◆ WHAT IS ASKED
Identify each line below that contains the word "title", and copy it out.

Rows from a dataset
****
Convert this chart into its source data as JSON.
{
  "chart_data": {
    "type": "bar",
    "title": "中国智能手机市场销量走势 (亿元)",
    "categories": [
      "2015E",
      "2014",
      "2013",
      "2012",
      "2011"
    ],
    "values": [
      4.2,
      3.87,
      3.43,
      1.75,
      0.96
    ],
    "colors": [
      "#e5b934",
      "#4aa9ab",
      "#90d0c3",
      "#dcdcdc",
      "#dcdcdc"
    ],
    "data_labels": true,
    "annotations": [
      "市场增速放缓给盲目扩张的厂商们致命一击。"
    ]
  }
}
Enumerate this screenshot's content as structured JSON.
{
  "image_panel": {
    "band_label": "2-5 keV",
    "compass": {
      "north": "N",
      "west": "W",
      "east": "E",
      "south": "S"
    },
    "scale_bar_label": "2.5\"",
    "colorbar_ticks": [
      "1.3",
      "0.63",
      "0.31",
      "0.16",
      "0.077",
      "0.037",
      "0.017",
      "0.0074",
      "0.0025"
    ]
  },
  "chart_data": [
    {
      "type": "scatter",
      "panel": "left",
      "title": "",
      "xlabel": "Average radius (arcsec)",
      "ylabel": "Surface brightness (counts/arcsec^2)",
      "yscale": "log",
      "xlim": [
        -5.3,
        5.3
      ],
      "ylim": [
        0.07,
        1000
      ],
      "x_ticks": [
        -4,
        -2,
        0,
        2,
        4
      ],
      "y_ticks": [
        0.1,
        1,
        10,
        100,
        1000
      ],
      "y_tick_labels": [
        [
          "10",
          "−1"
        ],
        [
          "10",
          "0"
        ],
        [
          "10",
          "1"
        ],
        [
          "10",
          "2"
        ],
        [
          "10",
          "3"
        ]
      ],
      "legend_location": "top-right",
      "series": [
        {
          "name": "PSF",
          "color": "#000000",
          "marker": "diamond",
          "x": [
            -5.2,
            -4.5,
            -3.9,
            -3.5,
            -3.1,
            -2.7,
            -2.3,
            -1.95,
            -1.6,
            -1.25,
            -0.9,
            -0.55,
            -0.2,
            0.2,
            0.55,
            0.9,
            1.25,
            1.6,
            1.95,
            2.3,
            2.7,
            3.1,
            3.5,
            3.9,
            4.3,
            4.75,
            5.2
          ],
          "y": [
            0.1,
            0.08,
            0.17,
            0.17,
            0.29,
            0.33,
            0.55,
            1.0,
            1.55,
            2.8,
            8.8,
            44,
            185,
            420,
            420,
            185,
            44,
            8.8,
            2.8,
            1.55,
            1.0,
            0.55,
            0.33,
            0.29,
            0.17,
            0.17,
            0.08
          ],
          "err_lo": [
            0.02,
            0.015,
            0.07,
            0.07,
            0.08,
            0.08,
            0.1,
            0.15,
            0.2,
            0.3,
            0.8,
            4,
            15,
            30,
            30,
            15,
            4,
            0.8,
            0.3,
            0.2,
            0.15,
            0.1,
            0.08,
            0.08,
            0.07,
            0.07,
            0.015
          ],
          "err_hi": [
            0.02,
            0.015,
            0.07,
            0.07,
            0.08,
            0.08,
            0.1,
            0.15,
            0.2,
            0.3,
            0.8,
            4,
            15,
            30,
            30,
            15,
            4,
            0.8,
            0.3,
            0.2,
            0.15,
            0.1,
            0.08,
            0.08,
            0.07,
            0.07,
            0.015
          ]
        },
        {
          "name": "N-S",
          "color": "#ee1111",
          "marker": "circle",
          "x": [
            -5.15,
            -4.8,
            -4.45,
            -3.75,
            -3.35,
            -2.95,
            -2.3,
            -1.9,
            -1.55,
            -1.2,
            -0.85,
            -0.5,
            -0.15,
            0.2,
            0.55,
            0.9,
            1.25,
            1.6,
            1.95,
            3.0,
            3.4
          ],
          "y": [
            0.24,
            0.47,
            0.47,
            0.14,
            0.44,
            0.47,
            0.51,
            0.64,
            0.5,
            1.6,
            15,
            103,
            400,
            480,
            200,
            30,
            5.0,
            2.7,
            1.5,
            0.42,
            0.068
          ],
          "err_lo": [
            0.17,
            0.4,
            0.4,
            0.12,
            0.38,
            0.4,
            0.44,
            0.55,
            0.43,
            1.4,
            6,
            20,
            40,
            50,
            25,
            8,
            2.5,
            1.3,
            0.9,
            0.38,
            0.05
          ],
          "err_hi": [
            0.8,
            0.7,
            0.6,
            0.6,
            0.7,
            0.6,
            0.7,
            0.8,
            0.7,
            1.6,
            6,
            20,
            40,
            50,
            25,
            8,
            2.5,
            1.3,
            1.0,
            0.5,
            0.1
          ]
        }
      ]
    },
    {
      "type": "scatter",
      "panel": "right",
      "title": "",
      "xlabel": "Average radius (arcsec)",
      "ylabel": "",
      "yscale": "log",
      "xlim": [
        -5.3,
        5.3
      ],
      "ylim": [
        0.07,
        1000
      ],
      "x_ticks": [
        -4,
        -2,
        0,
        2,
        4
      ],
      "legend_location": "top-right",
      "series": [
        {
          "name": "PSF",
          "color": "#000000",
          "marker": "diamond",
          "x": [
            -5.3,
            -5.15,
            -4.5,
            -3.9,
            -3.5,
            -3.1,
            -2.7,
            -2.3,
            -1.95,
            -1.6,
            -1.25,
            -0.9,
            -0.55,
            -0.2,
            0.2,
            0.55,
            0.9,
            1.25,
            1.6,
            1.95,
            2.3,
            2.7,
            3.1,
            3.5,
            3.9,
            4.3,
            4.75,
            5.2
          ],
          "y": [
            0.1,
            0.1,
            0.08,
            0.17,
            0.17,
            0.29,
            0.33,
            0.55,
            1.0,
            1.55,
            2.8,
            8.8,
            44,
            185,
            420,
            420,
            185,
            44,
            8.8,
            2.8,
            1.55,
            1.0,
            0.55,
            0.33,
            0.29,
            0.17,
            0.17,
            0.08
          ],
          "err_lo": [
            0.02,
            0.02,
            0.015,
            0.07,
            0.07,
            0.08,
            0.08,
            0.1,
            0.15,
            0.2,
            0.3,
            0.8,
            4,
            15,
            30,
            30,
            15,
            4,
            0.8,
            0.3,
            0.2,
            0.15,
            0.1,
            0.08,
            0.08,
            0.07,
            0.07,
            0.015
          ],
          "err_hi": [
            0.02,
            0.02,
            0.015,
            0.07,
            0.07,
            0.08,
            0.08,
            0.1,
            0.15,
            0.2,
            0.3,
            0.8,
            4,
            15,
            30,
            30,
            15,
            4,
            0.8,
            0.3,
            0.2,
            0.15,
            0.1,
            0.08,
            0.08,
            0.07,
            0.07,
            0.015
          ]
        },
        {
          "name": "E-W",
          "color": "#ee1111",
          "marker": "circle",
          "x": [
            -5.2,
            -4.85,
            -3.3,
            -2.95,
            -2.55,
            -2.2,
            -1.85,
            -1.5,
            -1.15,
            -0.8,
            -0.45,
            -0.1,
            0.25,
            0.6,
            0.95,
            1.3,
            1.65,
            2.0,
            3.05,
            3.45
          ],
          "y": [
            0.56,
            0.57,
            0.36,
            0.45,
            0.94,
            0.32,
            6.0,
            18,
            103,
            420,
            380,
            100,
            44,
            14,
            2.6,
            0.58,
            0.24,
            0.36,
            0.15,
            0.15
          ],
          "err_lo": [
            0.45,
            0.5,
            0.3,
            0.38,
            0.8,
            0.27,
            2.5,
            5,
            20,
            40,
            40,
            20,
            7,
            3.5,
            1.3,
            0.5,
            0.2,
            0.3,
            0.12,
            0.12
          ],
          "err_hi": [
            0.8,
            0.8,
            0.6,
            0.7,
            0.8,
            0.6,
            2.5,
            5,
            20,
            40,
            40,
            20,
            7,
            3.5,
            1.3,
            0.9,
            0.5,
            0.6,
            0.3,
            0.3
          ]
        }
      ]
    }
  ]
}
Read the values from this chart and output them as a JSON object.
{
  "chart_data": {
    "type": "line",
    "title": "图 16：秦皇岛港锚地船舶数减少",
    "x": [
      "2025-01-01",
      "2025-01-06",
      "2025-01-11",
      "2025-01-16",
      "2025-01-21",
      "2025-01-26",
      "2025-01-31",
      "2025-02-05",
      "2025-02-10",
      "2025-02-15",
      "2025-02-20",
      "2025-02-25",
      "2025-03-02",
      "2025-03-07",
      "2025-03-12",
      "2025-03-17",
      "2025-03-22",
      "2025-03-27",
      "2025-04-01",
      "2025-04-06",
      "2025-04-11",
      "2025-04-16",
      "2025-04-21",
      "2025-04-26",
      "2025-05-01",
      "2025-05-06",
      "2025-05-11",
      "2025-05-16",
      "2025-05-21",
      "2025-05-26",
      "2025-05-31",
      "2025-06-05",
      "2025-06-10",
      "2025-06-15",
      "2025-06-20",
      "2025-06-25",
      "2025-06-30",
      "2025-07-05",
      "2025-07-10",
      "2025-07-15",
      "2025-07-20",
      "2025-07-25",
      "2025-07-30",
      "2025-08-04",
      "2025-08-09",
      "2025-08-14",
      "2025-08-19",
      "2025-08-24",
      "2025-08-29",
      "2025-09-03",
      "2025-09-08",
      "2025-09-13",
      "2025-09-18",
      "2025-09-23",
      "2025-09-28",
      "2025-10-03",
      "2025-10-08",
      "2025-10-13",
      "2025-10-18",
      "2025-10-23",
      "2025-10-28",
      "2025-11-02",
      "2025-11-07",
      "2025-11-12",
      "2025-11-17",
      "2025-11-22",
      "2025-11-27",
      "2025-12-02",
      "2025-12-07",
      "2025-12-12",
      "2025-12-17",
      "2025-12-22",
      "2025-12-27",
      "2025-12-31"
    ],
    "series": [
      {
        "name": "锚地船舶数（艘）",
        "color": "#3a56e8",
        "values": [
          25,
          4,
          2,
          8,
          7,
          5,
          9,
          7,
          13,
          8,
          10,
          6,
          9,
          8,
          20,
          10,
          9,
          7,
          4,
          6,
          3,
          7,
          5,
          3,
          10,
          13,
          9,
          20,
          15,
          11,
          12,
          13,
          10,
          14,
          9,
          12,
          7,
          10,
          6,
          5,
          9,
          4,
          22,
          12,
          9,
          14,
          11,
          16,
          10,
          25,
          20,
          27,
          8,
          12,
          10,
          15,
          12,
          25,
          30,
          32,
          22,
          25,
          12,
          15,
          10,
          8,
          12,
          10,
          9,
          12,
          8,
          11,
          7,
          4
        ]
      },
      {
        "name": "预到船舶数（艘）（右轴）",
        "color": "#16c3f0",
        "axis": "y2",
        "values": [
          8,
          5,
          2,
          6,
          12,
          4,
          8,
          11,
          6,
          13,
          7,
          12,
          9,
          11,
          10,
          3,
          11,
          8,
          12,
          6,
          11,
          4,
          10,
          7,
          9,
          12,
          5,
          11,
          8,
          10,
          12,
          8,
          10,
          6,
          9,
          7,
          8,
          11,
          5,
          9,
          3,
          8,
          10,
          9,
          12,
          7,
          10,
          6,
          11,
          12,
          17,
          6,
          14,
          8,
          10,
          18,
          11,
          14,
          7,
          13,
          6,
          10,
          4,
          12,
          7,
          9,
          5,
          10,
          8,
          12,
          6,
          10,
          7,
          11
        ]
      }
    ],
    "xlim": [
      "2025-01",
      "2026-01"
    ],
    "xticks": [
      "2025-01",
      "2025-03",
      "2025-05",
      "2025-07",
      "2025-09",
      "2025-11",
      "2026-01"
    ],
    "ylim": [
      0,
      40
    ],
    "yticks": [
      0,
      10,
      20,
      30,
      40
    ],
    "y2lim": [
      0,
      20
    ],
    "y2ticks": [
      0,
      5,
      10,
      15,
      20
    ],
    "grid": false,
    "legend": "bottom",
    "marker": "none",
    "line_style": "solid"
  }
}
****
◆ COMPLETE OUTPUT
    "title": "中国智能手机市场销量走势 (亿元)",
      "title": "",
      "title": "",
    "title": "图 16：秦皇岛港锚地船舶数减少",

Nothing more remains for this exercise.